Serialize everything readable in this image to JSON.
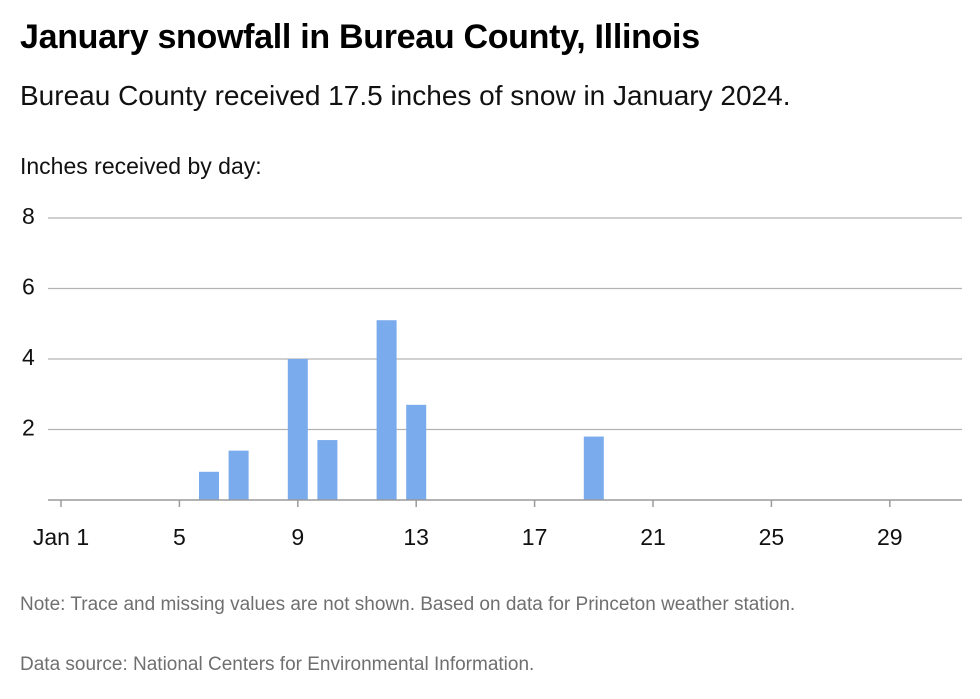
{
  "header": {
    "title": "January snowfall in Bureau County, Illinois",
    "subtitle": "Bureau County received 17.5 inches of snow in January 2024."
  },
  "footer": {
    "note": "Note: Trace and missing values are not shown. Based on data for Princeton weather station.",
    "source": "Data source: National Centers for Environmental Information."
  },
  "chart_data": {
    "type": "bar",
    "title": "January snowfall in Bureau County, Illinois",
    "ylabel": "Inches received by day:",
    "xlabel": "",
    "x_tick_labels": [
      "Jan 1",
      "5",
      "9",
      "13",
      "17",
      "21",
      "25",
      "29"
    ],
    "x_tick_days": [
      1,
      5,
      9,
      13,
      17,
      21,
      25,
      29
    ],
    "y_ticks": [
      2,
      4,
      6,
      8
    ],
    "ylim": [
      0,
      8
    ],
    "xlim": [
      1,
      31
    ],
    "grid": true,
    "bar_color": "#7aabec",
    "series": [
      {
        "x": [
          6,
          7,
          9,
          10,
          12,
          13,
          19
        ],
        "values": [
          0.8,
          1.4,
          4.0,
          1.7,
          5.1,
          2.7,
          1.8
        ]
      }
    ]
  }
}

---

→ **Task directions**: From the listing, extract all text exactly as given and drop any picture.

→ **Output for this exercise**:
Serialize everything readable in this image to JSON.
{
  "header": {
    "title": "January snowfall in Bureau County, Illinois",
    "subtitle": "Bureau County received 17.5 inches of snow in January 2024."
  },
  "footer": {
    "note": "Note: Trace and missing values are not shown. Based on data for Princeton weather station.",
    "source": "Data source: National Centers for Environmental Information."
  },
  "chart_data": {
    "type": "bar",
    "title": "January snowfall in Bureau County, Illinois",
    "ylabel": "Inches received by day:",
    "xlabel": "",
    "x_tick_labels": [
      "Jan 1",
      "5",
      "9",
      "13",
      "17",
      "21",
      "25",
      "29"
    ],
    "x_tick_days": [
      1,
      5,
      9,
      13,
      17,
      21,
      25,
      29
    ],
    "y_ticks": [
      2,
      4,
      6,
      8
    ],
    "ylim": [
      0,
      8
    ],
    "xlim": [
      1,
      31
    ],
    "grid": true,
    "bar_color": "#7aabec",
    "series": [
      {
        "x": [
          6,
          7,
          9,
          10,
          12,
          13,
          19
        ],
        "values": [
          0.8,
          1.4,
          4.0,
          1.7,
          5.1,
          2.7,
          1.8
        ]
      }
    ]
  }
}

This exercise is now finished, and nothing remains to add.